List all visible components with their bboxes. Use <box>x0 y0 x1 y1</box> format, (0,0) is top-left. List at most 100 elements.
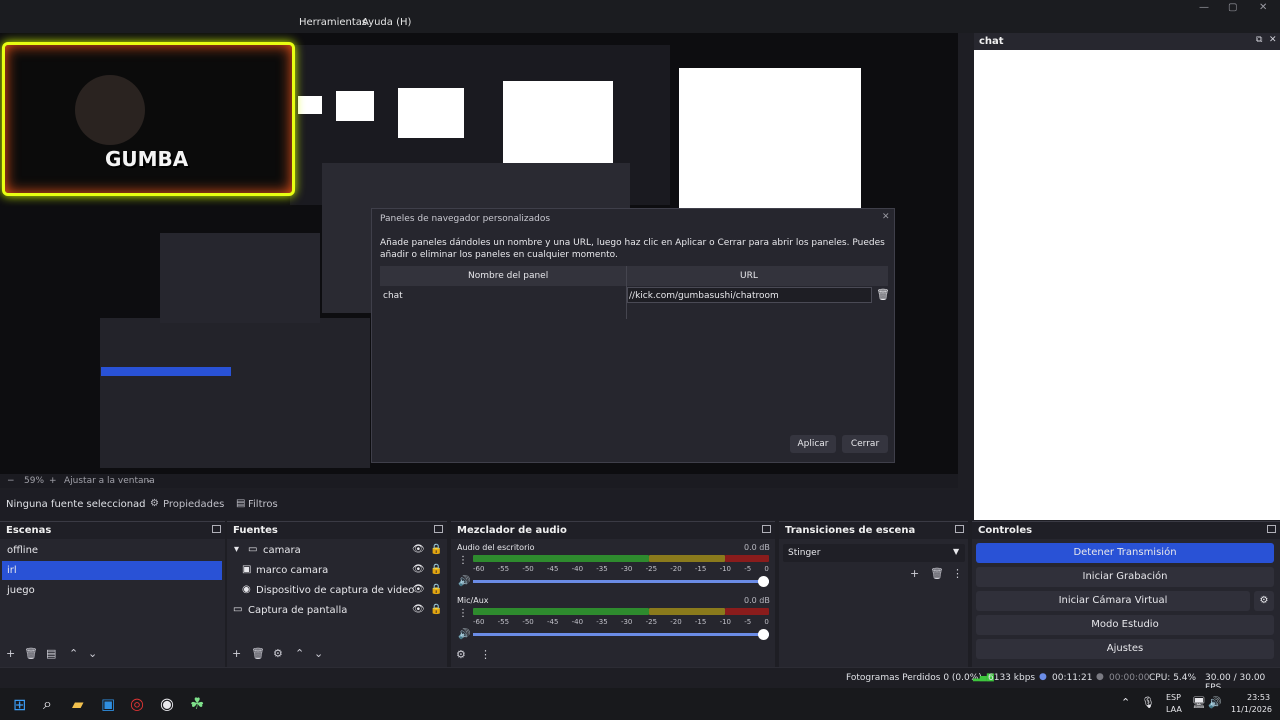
zoom-out-icon[interactable]: − <box>7 476 15 486</box>
display-icon: ▭ <box>233 604 243 615</box>
transition-value: Stinger <box>788 548 821 558</box>
settings-button[interactable]: Ajustes <box>976 639 1274 659</box>
chevron-down-icon[interactable]: ⌄ <box>145 475 153 485</box>
scene-item[interactable]: irl <box>7 565 17 576</box>
eye-icon[interactable]: 👁 <box>412 564 425 575</box>
source-item[interactable]: marco camara <box>256 565 328 576</box>
source-toolbar: Ninguna fuente seleccionad ⚙ Propiedades… <box>0 490 972 520</box>
source-item[interactable]: camara <box>263 545 301 556</box>
filter-icon[interactable]: ▤ <box>236 498 245 509</box>
opera-icon[interactable]: ◎ <box>130 694 144 713</box>
volume-slider-handle[interactable] <box>758 576 769 587</box>
apply-button[interactable]: Aplicar <box>790 435 836 453</box>
filter-icon[interactable]: ▤ <box>46 647 56 660</box>
gear-icon[interactable]: ⚙ <box>273 647 283 660</box>
language-code[interactable]: ESP <box>1166 693 1181 702</box>
lock-icon[interactable]: 🔒 <box>430 544 442 555</box>
clock-date[interactable]: 11/1/2026 <box>1231 705 1272 714</box>
kebab-menu-icon[interactable]: ⋮ <box>458 608 468 619</box>
lock-icon[interactable]: 🔒 <box>430 584 442 595</box>
kebab-menu-icon[interactable]: ⋮ <box>952 567 963 580</box>
speaker-icon[interactable]: 🔊 <box>458 576 470 587</box>
stream-time: 00:11:21 <box>1052 673 1093 683</box>
close-icon[interactable]: ✕ <box>882 212 890 222</box>
move-down-icon[interactable]: ⌄ <box>314 647 323 660</box>
scene-item-selected[interactable] <box>2 561 222 580</box>
minimize-icon[interactable]: — <box>1199 2 1209 13</box>
close-button[interactable]: Cerrar <box>842 435 888 453</box>
move-down-icon[interactable]: ⌄ <box>88 647 97 660</box>
sources-dock: Fuentes ▾ ▭ camara ▣ marco camara ◉ Disp… <box>227 521 447 667</box>
float-icon[interactable]: ⧉ <box>1256 35 1262 45</box>
float-icon[interactable] <box>955 525 964 533</box>
float-icon[interactable] <box>212 525 221 533</box>
photos-icon[interactable]: ▣ <box>101 695 115 713</box>
source-item[interactable]: Captura de pantalla <box>248 605 347 616</box>
gear-icon[interactable]: ⚙ <box>1254 591 1274 611</box>
add-icon[interactable]: + <box>910 567 919 580</box>
float-icon[interactable] <box>1267 525 1276 533</box>
chevron-down-icon[interactable]: ▼ <box>953 547 959 556</box>
channel-name: Audio del escritorio <box>457 543 535 552</box>
meter-green <box>473 608 649 615</box>
trash-icon[interactable]: 🗑 <box>930 567 944 580</box>
volume-slider-handle[interactable] <box>758 629 769 640</box>
volume-slider[interactable] <box>473 580 769 583</box>
panel-name-cell[interactable]: chat <box>383 291 403 301</box>
trash-icon[interactable]: 🗑 <box>251 647 265 660</box>
dialog-title: Paneles de navegador personalizados <box>380 214 551 224</box>
float-icon[interactable] <box>762 525 771 533</box>
properties-button[interactable]: Propiedades <box>163 499 224 510</box>
trash-icon[interactable]: 🗑 <box>876 288 890 301</box>
maximize-icon[interactable]: ▢ <box>1228 2 1237 13</box>
zoom-in-icon[interactable]: + <box>49 476 57 486</box>
advanced-audio-icon[interactable]: ⚙ <box>456 648 466 661</box>
transitions-title: Transiciones de escena <box>779 522 968 539</box>
clock-time[interactable]: 23:53 <box>1247 693 1270 702</box>
lock-icon[interactable]: 🔒 <box>430 604 442 615</box>
close-icon[interactable]: ✕ <box>1259 2 1267 13</box>
start-recording-button[interactable]: Iniciar Grabación <box>976 567 1274 587</box>
close-icon[interactable]: ✕ <box>1269 35 1277 45</box>
menu-herramientas[interactable]: Herramientas <box>299 17 367 28</box>
network-icon[interactable]: 🖥 <box>1192 696 1206 709</box>
studio-mode-button[interactable]: Modo Estudio <box>976 615 1274 635</box>
cpu-usage: CPU: 5.4% <box>1149 673 1197 683</box>
scene-item[interactable]: juego <box>7 585 35 596</box>
audio-mixer-dock: Mezclador de audio Audio del escritorio … <box>451 521 775 667</box>
filters-button[interactable]: Filtros <box>248 499 278 510</box>
keyboard-layout[interactable]: LAA <box>1166 705 1182 714</box>
scene-item[interactable]: offline <box>7 545 38 556</box>
float-icon[interactable] <box>434 525 443 533</box>
eye-icon[interactable]: 👁 <box>412 584 425 595</box>
stop-streaming-button[interactable]: Detener Transmisión <box>976 543 1274 563</box>
microphone-icon[interactable]: 🎙 <box>1141 696 1155 709</box>
start-virtual-camera-button[interactable]: Iniciar Cámara Virtual <box>976 591 1250 611</box>
add-icon[interactable]: + <box>6 647 15 660</box>
eye-icon[interactable]: 👁 <box>412 544 425 555</box>
search-icon[interactable]: ⌕ <box>43 694 52 714</box>
app-icon[interactable]: ☘ <box>190 694 204 713</box>
move-up-icon[interactable]: ⌃ <box>295 647 304 660</box>
chevron-down-icon[interactable]: ▾ <box>234 544 239 555</box>
menu-ayuda[interactable]: Ayuda (H) <box>362 17 411 28</box>
lock-icon[interactable]: 🔒 <box>430 564 442 575</box>
gear-icon[interactable]: ⚙ <box>150 498 159 509</box>
speaker-icon[interactable]: 🔊 <box>458 629 470 640</box>
record-icon: ● <box>1096 672 1104 682</box>
file-explorer-icon[interactable]: ▰ <box>72 695 84 713</box>
chevron-up-icon[interactable]: ⌃ <box>1121 696 1130 709</box>
source-item[interactable]: Dispositivo de captura de video <box>256 585 414 596</box>
kebab-menu-icon[interactable]: ⋮ <box>480 648 491 661</box>
windows-start-icon[interactable]: ⊞ <box>13 695 26 714</box>
volume-icon[interactable]: 🔊 <box>1208 696 1222 709</box>
volume-slider[interactable] <box>473 633 769 636</box>
obs-icon[interactable]: ◉ <box>160 694 174 713</box>
stream-icon: ● <box>1039 672 1047 682</box>
fit-to-window[interactable]: Ajustar a la ventana <box>64 476 155 486</box>
trash-icon[interactable]: 🗑 <box>24 647 38 660</box>
kebab-menu-icon[interactable]: ⋮ <box>458 555 468 566</box>
move-up-icon[interactable]: ⌃ <box>69 647 78 660</box>
eye-icon[interactable]: 👁 <box>412 604 425 615</box>
add-icon[interactable]: + <box>232 647 241 660</box>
* * * * * * *
Copy the data above word for word, line by line, and leave the pictures out of your answer.

> _Final result_:
List all visible components with their bboxes. Use <box>x0 y0 x1 y1</box> format, (0,0) is top-left. List at most 100 elements.
zoom-out-icon[interactable]: − <box>7 476 15 486</box>
display-icon: ▭ <box>233 604 243 615</box>
transition-value: Stinger <box>788 548 821 558</box>
settings-button[interactable]: Ajustes <box>976 639 1274 659</box>
chevron-down-icon[interactable]: ⌄ <box>145 475 153 485</box>
scene-item[interactable]: irl <box>7 565 17 576</box>
eye-icon[interactable]: 👁 <box>412 564 425 575</box>
source-item[interactable]: marco camara <box>256 565 328 576</box>
source-toolbar: Ninguna fuente seleccionad ⚙ Propiedades… <box>0 490 972 520</box>
source-item[interactable]: camara <box>263 545 301 556</box>
filter-icon[interactable]: ▤ <box>236 498 245 509</box>
opera-icon[interactable]: ◎ <box>130 694 144 713</box>
volume-slider-handle[interactable] <box>758 576 769 587</box>
apply-button[interactable]: Aplicar <box>790 435 836 453</box>
filter-icon[interactable]: ▤ <box>46 647 56 660</box>
gear-icon[interactable]: ⚙ <box>273 647 283 660</box>
language-code[interactable]: ESP <box>1166 693 1181 702</box>
lock-icon[interactable]: 🔒 <box>430 544 442 555</box>
clock-date[interactable]: 11/1/2026 <box>1231 705 1272 714</box>
kebab-menu-icon[interactable]: ⋮ <box>458 608 468 619</box>
lock-icon[interactable]: 🔒 <box>430 584 442 595</box>
kebab-menu-icon[interactable]: ⋮ <box>952 567 963 580</box>
speaker-icon[interactable]: 🔊 <box>458 576 470 587</box>
stream-time: 00:11:21 <box>1052 673 1093 683</box>
close-icon[interactable]: ✕ <box>882 212 890 222</box>
move-down-icon[interactable]: ⌄ <box>314 647 323 660</box>
scene-item-selected[interactable] <box>2 561 222 580</box>
minimize-icon[interactable]: — <box>1199 2 1209 13</box>
close-button[interactable]: Cerrar <box>842 435 888 453</box>
move-down-icon[interactable]: ⌄ <box>88 647 97 660</box>
sources-dock: Fuentes ▾ ▭ camara ▣ marco camara ◉ Disp… <box>227 521 447 667</box>
float-icon[interactable]: ⧉ <box>1256 35 1262 45</box>
float-icon[interactable] <box>955 525 964 533</box>
float-icon[interactable] <box>212 525 221 533</box>
photos-icon[interactable]: ▣ <box>101 695 115 713</box>
source-item[interactable]: Captura de pantalla <box>248 605 347 616</box>
gear-icon[interactable]: ⚙ <box>1254 591 1274 611</box>
add-icon[interactable]: + <box>910 567 919 580</box>
float-icon[interactable] <box>1267 525 1276 533</box>
chevron-down-icon[interactable]: ▼ <box>953 547 959 556</box>
channel-name: Audio del escritorio <box>457 543 535 552</box>
meter-green <box>473 608 649 615</box>
trash-icon[interactable]: 🗑 <box>930 567 944 580</box>
volume-slider-handle[interactable] <box>758 629 769 640</box>
volume-slider[interactable] <box>473 580 769 583</box>
panel-name-cell[interactable]: chat <box>383 291 403 301</box>
trash-icon[interactable]: 🗑 <box>251 647 265 660</box>
dialog-title: Paneles de navegador personalizados <box>380 214 551 224</box>
float-icon[interactable] <box>762 525 771 533</box>
properties-button[interactable]: Propiedades <box>163 499 224 510</box>
trash-icon[interactable]: 🗑 <box>876 288 890 301</box>
maximize-icon[interactable]: ▢ <box>1228 2 1237 13</box>
zoom-in-icon[interactable]: + <box>49 476 57 486</box>
advanced-audio-icon[interactable]: ⚙ <box>456 648 466 661</box>
transitions-title: Transiciones de escena <box>779 522 968 539</box>
clock-time[interactable]: 23:53 <box>1247 693 1270 702</box>
lock-icon[interactable]: 🔒 <box>430 604 442 615</box>
close-icon[interactable]: ✕ <box>1259 2 1267 13</box>
start-recording-button[interactable]: Iniciar Grabación <box>976 567 1274 587</box>
close-icon[interactable]: ✕ <box>1269 35 1277 45</box>
menu-herramientas[interactable]: Herramientas <box>299 17 367 28</box>
network-icon[interactable]: 🖥 <box>1192 696 1206 709</box>
studio-mode-button[interactable]: Modo Estudio <box>976 615 1274 635</box>
cpu-usage: CPU: 5.4% <box>1149 673 1197 683</box>
scene-item[interactable]: juego <box>7 585 35 596</box>
audio-mixer-dock: Mezclador de audio Audio del escritorio … <box>451 521 775 667</box>
filters-button[interactable]: Filtros <box>248 499 278 510</box>
keyboard-layout[interactable]: LAA <box>1166 705 1182 714</box>
scene-item[interactable]: offline <box>7 545 38 556</box>
float-icon[interactable] <box>434 525 443 533</box>
eye-icon[interactable]: 👁 <box>412 584 425 595</box>
stop-streaming-button[interactable]: Detener Transmisión <box>976 543 1274 563</box>
microphone-icon[interactable]: 🎙 <box>1141 696 1155 709</box>
start-virtual-camera-button[interactable]: Iniciar Cámara Virtual <box>976 591 1250 611</box>
add-icon[interactable]: + <box>6 647 15 660</box>
eye-icon[interactable]: 👁 <box>412 544 425 555</box>
search-icon[interactable]: ⌕ <box>43 694 52 714</box>
app-icon[interactable]: ☘ <box>190 694 204 713</box>
move-up-icon[interactable]: ⌃ <box>295 647 304 660</box>
chevron-down-icon[interactable]: ▾ <box>234 544 239 555</box>
menu-ayuda[interactable]: Ayuda (H) <box>362 17 411 28</box>
lock-icon[interactable]: 🔒 <box>430 564 442 575</box>
gear-icon[interactable]: ⚙ <box>150 498 159 509</box>
speaker-icon[interactable]: 🔊 <box>458 629 470 640</box>
record-icon: ● <box>1096 672 1104 682</box>
file-explorer-icon[interactable]: ▰ <box>72 695 84 713</box>
chevron-up-icon[interactable]: ⌃ <box>1121 696 1130 709</box>
source-item[interactable]: Dispositivo de captura de video <box>256 585 414 596</box>
kebab-menu-icon[interactable]: ⋮ <box>480 648 491 661</box>
windows-start-icon[interactable]: ⊞ <box>13 695 26 714</box>
volume-icon[interactable]: 🔊 <box>1208 696 1222 709</box>
volume-slider[interactable] <box>473 633 769 636</box>
obs-icon[interactable]: ◉ <box>160 694 174 713</box>
stream-icon: ● <box>1039 672 1047 682</box>
fit-to-window[interactable]: Ajustar a la ventana <box>64 476 155 486</box>
trash-icon[interactable]: 🗑 <box>24 647 38 660</box>
kebab-menu-icon[interactable]: ⋮ <box>458 555 468 566</box>
move-up-icon[interactable]: ⌃ <box>69 647 78 660</box>
eye-icon[interactable]: 👁 <box>412 604 425 615</box>
add-icon[interactable]: + <box>232 647 241 660</box>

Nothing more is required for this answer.